- ENTRIES SHOWN
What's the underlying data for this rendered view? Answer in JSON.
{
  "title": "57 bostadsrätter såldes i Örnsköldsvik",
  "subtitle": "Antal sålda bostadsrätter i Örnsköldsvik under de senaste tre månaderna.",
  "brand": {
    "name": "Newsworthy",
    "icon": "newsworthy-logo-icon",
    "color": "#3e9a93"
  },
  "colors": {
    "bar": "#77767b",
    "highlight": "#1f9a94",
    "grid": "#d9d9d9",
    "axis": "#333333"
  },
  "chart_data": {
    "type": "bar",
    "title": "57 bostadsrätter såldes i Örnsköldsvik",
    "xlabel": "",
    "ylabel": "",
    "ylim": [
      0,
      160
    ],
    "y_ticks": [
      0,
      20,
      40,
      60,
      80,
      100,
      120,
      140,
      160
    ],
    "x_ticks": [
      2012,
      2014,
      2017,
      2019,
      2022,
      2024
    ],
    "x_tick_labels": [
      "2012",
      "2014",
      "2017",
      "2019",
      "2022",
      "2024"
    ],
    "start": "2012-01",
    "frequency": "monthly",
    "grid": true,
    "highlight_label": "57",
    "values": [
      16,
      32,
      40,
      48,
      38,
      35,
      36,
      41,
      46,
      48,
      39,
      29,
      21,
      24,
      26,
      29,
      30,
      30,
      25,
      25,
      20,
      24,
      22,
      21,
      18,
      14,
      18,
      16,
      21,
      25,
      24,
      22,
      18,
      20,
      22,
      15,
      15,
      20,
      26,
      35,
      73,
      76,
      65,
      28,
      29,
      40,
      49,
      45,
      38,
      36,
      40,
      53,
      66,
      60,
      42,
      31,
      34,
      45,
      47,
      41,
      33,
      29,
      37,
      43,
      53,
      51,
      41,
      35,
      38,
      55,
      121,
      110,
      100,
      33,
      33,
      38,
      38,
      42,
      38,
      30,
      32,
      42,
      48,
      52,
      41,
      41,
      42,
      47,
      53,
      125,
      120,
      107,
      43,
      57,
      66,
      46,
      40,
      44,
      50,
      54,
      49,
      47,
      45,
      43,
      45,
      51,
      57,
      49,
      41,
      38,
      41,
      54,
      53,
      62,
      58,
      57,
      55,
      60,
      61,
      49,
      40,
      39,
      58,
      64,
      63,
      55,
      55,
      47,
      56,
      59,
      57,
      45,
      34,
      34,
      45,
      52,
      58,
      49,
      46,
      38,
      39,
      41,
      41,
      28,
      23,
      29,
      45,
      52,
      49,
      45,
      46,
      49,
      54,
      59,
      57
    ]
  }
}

- WRITTEN REQUEST
In the data above, count the lines where the word "såldes" appears; reply with the number only.

- FINISHED TASK
2